Pick out and copy every line below that has the word "Light".

:: RECORD EXTRACTS ::

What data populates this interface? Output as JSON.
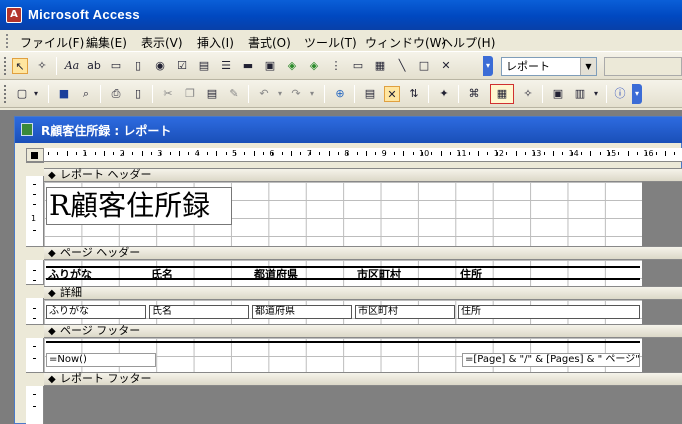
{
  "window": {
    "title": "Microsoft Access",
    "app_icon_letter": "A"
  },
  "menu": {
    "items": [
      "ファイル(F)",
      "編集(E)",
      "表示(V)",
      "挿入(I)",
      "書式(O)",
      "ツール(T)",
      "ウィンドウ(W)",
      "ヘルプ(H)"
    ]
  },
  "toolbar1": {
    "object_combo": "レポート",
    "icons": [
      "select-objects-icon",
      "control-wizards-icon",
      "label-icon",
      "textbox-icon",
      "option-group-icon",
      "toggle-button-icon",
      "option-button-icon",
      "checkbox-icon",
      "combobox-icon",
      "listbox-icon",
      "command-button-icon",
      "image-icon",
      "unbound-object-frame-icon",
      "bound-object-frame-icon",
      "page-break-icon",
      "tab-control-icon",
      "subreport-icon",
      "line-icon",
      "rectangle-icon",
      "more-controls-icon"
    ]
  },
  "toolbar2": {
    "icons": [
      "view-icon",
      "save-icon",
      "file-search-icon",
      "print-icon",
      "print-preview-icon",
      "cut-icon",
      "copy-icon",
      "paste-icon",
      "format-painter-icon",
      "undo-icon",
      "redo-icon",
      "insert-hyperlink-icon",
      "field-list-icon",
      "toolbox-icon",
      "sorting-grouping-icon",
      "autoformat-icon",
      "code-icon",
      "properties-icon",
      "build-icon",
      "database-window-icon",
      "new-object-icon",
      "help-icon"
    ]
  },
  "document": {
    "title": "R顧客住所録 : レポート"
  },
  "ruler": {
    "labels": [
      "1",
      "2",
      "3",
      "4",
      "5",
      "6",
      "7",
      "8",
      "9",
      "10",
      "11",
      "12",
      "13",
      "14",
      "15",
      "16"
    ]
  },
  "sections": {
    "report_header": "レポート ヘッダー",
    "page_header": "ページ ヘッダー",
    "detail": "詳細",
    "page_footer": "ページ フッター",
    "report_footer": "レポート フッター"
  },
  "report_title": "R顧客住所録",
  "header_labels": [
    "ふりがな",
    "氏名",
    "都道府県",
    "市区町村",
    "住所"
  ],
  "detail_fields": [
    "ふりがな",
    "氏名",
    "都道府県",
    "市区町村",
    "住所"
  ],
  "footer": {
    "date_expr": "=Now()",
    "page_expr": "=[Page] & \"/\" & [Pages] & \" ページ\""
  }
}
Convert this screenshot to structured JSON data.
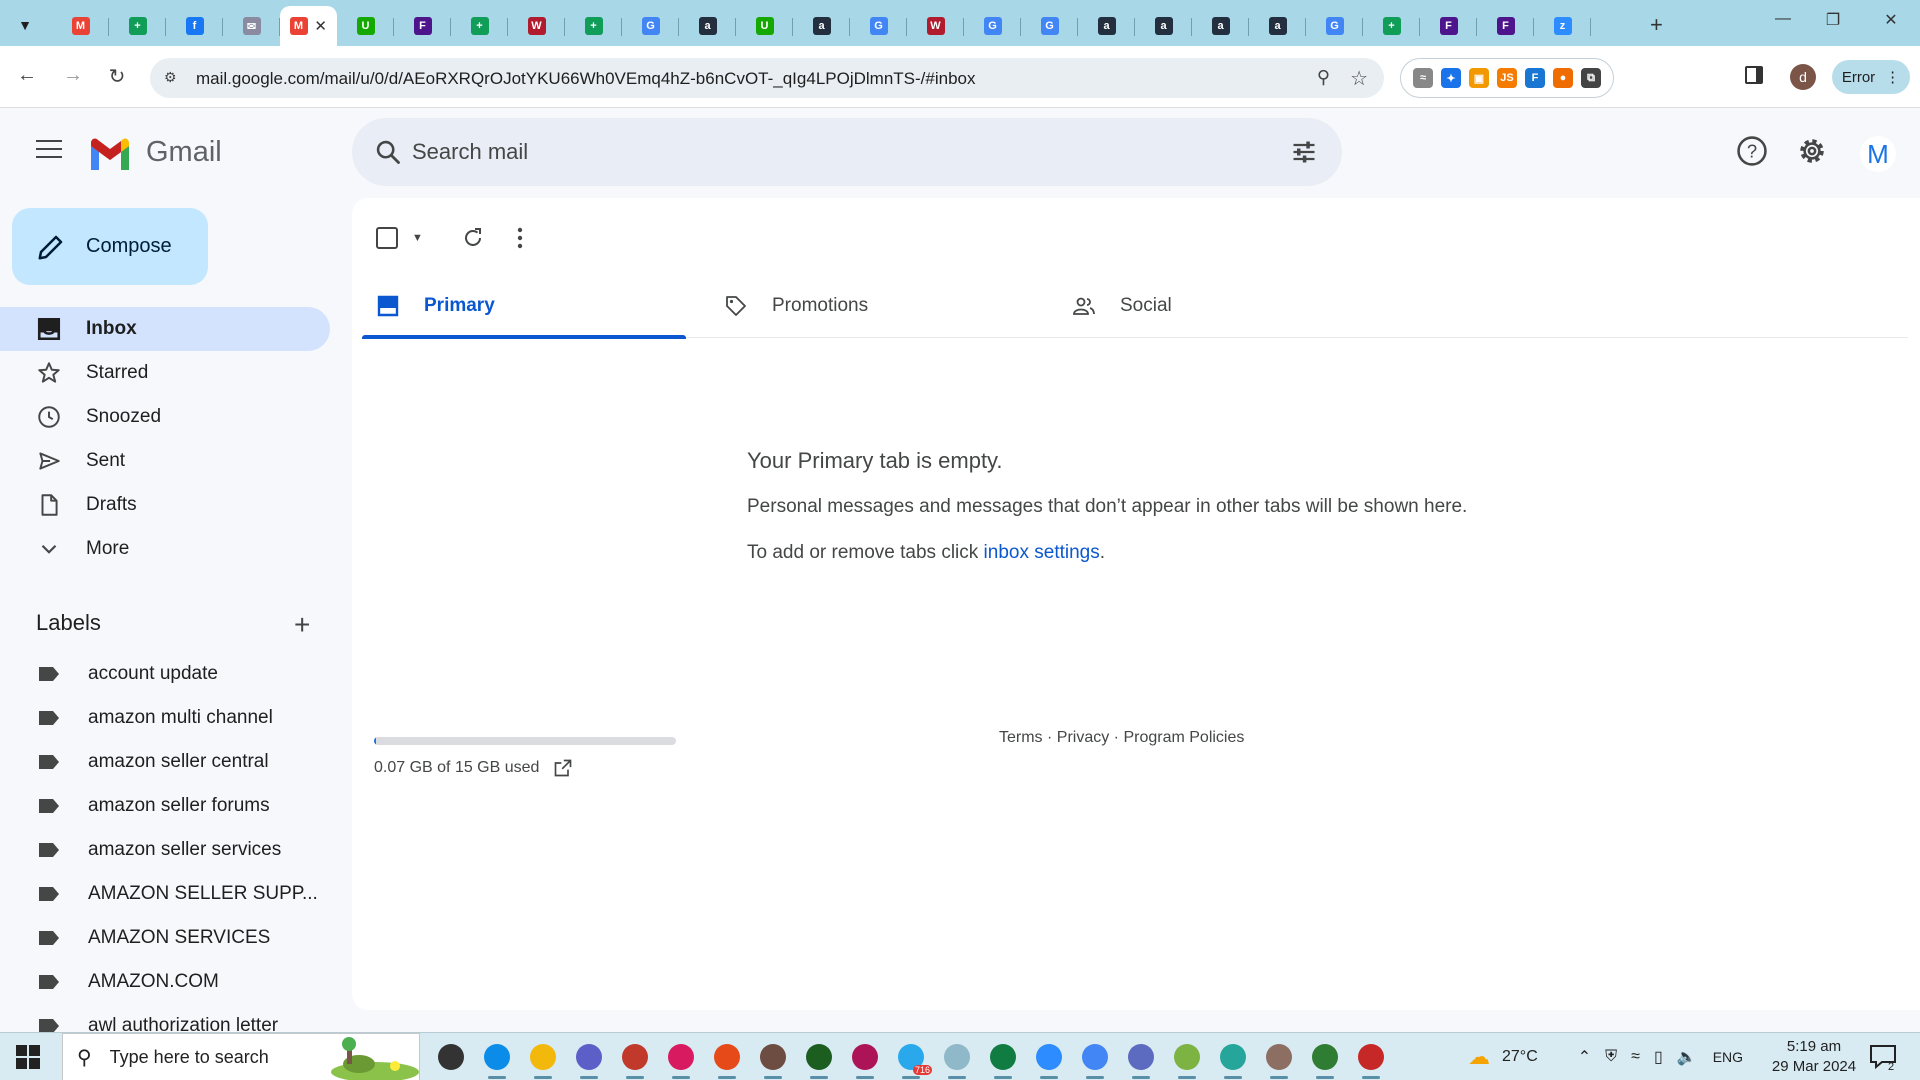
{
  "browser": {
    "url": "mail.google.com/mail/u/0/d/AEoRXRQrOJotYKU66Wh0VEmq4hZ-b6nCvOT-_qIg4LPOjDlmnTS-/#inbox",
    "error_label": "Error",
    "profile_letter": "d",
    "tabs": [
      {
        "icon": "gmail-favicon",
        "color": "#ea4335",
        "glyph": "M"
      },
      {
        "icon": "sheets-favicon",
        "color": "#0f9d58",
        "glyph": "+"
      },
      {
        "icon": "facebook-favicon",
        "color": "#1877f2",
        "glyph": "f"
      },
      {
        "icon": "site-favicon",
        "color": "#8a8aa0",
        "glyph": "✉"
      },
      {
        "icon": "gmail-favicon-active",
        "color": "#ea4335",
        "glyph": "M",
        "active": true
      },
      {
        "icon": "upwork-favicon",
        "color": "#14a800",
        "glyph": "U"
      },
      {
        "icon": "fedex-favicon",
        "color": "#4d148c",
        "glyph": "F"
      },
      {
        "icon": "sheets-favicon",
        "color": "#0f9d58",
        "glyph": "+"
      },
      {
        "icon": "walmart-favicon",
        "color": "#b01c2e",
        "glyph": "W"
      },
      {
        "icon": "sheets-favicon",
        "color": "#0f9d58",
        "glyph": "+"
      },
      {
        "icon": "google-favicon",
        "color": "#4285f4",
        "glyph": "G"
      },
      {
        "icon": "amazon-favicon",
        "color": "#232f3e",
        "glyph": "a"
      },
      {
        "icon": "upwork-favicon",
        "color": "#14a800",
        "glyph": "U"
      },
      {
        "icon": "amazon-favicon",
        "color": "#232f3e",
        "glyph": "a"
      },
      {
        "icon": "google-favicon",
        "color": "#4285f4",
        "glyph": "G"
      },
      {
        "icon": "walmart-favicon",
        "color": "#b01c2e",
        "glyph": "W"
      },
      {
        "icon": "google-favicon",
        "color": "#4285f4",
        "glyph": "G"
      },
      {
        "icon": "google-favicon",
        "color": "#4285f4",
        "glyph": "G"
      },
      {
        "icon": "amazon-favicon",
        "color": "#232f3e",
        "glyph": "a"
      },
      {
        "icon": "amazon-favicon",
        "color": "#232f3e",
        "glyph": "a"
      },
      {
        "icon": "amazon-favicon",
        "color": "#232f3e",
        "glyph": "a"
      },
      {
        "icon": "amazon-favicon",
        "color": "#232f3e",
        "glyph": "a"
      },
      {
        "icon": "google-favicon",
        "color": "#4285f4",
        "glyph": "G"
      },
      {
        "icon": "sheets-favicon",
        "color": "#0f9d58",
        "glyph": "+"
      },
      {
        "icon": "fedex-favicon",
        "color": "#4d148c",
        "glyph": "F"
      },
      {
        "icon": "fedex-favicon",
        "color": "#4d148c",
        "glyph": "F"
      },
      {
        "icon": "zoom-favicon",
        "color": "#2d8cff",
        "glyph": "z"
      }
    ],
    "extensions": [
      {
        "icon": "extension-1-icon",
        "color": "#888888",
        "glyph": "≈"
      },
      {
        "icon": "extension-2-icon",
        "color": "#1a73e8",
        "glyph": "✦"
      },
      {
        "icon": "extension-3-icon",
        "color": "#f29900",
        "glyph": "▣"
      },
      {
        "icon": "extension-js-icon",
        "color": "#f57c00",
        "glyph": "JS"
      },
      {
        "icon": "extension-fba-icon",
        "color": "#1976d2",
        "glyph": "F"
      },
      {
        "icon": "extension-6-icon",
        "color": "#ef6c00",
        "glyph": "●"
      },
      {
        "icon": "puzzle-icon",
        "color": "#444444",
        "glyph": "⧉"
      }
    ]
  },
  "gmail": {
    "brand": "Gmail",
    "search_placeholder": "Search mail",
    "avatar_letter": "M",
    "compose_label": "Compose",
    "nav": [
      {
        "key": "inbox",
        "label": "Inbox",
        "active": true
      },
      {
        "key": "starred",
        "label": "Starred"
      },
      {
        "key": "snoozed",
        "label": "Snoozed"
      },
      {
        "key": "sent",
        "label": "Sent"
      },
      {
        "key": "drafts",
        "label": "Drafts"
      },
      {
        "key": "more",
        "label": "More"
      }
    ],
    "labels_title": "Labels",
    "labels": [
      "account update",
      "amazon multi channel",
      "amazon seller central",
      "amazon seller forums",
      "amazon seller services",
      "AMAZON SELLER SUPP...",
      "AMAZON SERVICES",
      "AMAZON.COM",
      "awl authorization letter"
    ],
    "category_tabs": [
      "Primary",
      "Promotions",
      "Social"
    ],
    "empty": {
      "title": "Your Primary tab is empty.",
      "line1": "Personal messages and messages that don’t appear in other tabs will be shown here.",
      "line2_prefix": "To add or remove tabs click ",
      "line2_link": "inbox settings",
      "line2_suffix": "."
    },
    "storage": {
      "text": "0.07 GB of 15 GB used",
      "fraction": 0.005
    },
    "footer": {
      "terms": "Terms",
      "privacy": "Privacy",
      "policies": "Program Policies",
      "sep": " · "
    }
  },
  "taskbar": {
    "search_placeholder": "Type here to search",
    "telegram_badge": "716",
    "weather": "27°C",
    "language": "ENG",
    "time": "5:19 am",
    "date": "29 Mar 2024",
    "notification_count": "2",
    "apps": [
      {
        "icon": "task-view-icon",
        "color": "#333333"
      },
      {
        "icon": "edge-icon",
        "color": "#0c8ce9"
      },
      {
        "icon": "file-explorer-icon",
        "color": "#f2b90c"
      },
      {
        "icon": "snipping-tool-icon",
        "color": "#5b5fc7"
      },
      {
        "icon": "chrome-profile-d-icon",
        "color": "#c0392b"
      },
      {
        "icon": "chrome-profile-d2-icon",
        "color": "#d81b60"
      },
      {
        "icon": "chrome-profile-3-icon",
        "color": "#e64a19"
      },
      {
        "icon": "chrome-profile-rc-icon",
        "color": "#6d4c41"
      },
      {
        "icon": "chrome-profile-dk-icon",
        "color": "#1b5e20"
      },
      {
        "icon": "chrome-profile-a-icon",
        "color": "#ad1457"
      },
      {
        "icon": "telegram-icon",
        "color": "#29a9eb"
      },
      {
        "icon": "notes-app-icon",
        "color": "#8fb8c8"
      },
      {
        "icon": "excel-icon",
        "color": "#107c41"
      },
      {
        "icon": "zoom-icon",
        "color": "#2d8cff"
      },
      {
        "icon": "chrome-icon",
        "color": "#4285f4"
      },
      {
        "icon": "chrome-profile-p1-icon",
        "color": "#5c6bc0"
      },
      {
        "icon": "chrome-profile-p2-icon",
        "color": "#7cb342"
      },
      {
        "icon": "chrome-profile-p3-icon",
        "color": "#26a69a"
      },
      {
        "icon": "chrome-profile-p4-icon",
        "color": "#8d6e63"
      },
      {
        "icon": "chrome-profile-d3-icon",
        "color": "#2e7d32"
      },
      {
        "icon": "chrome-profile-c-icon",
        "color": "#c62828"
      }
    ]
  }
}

:::
:: RECORD EXTRACTS ::

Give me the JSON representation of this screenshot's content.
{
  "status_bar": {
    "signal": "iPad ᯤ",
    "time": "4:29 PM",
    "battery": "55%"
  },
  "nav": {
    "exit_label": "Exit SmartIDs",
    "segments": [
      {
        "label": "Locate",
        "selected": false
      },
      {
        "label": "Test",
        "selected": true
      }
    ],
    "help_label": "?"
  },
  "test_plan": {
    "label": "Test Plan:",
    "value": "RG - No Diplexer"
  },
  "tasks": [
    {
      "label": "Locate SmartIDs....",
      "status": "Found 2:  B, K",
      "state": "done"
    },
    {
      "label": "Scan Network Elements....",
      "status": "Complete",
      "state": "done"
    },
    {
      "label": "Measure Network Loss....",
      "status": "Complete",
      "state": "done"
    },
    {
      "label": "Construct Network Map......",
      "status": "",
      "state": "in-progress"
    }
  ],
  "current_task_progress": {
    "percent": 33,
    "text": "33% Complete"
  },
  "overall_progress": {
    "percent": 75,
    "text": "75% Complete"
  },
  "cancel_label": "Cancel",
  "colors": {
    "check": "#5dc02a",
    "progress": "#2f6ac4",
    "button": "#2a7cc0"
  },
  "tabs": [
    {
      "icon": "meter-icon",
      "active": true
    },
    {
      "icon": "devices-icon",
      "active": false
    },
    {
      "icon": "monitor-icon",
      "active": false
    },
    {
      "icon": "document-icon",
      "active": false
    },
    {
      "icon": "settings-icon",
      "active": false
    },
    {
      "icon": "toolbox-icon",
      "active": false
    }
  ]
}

:::
:: RECORD EXTRACTS ::

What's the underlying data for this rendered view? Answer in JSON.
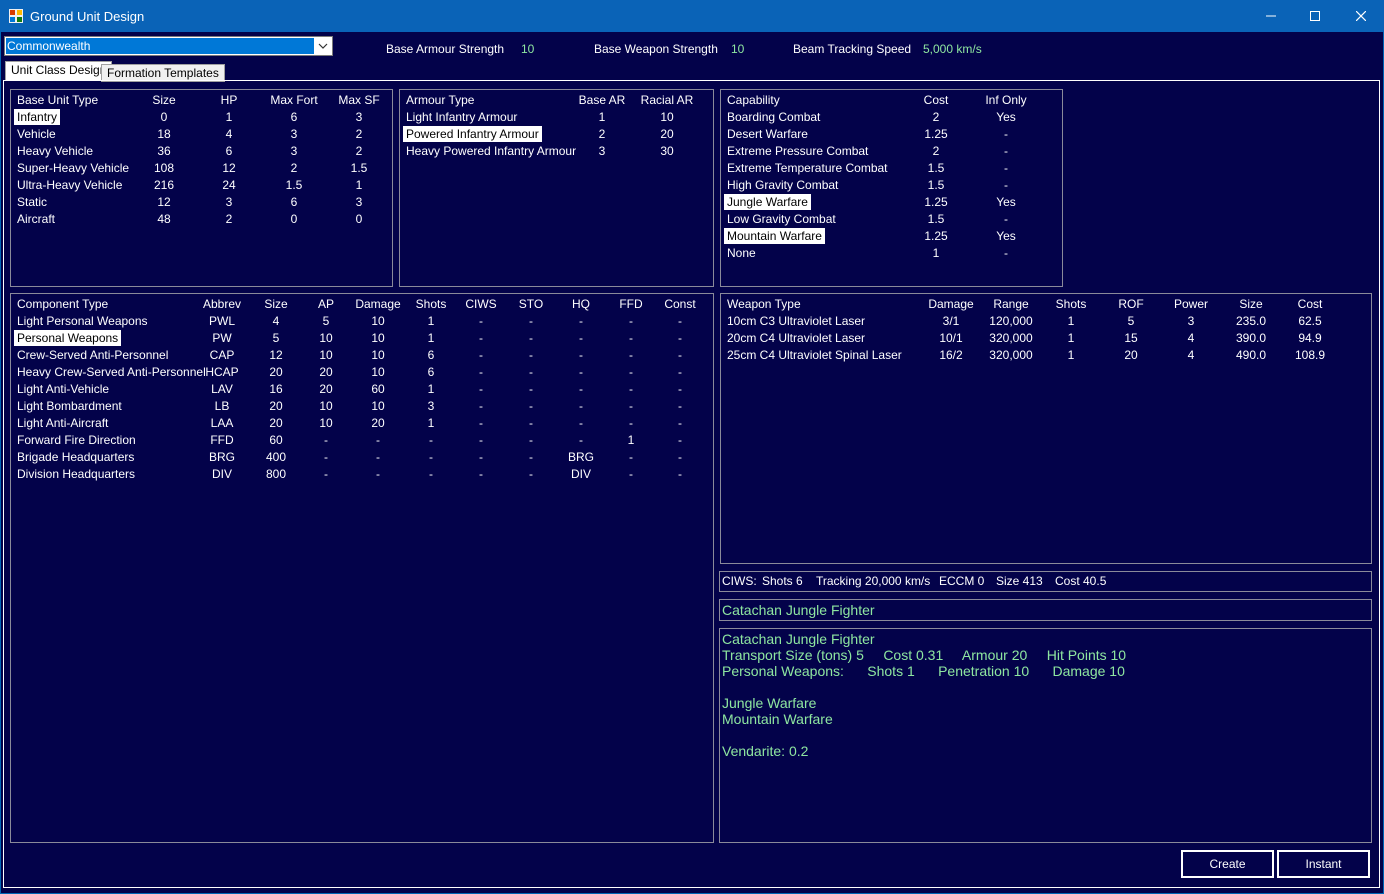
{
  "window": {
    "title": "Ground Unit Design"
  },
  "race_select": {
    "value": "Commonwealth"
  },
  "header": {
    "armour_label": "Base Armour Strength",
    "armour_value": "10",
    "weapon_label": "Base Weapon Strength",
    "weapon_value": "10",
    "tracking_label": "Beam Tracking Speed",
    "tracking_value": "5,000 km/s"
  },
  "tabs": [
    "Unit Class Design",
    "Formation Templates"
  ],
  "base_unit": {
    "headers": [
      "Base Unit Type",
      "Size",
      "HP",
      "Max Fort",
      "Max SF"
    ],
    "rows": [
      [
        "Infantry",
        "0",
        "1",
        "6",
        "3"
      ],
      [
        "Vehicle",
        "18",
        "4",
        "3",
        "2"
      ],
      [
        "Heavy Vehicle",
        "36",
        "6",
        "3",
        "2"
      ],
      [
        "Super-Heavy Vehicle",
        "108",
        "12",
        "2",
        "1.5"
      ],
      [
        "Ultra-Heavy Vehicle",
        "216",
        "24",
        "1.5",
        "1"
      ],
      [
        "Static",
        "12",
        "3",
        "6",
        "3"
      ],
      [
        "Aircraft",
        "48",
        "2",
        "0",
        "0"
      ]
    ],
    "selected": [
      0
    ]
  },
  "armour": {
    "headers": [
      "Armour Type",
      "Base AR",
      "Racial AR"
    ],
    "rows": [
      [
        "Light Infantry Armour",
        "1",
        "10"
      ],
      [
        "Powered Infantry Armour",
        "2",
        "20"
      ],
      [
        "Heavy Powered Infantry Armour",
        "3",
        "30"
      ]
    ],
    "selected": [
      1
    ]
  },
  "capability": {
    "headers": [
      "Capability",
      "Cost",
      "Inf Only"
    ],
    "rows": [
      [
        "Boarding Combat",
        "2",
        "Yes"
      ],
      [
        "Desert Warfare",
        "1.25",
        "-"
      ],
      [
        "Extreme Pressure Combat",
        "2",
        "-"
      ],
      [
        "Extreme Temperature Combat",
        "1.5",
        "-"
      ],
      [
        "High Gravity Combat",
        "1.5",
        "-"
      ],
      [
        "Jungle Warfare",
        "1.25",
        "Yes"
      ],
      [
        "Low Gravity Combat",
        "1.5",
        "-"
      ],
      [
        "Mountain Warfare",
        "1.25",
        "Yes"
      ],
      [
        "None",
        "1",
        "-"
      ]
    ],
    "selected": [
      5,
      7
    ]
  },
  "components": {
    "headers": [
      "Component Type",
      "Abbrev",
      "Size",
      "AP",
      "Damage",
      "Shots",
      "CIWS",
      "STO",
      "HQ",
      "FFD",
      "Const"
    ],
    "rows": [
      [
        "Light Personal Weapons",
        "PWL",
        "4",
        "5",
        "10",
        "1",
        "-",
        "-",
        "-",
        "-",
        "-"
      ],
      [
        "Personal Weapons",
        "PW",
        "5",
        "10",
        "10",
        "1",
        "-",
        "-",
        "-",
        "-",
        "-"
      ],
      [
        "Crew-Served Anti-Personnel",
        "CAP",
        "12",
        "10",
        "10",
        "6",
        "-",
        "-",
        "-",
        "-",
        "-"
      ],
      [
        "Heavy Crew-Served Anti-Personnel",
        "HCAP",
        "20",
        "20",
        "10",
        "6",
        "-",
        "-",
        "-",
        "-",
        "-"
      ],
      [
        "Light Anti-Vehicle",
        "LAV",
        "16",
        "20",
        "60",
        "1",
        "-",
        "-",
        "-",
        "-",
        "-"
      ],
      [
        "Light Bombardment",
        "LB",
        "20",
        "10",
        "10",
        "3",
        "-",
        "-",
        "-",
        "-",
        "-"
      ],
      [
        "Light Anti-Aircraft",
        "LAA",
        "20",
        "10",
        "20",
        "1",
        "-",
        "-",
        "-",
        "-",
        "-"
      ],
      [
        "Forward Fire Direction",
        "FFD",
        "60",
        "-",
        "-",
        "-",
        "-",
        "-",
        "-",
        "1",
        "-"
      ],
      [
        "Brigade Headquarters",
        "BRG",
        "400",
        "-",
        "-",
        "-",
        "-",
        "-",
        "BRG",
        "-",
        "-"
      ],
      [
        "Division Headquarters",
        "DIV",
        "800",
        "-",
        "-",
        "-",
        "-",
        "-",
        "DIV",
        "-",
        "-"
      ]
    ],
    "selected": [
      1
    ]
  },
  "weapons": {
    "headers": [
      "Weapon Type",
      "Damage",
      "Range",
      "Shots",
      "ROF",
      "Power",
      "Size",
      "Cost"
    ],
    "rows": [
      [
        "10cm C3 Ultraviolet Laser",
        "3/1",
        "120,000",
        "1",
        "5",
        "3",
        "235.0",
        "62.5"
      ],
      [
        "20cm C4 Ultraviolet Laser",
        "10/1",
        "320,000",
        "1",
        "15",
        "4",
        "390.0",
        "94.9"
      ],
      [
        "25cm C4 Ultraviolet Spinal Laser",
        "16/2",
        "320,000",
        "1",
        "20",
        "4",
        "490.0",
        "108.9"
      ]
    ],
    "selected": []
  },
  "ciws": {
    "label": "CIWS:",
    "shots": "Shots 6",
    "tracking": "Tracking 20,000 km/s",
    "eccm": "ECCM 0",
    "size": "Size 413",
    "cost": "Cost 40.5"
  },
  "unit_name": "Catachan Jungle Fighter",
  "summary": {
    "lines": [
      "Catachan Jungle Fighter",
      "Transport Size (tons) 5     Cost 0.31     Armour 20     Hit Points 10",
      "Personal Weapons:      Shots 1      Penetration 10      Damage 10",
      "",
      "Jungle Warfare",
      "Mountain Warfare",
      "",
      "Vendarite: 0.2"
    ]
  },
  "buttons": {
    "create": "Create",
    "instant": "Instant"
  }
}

:::

RESULT FOR THIS TASK:
        "Light Infantry Armour",
        "Light Personal Weapons",
        "Light Anti-Vehicle",
        "Light Bombardment",
        "Light Anti-Aircraft",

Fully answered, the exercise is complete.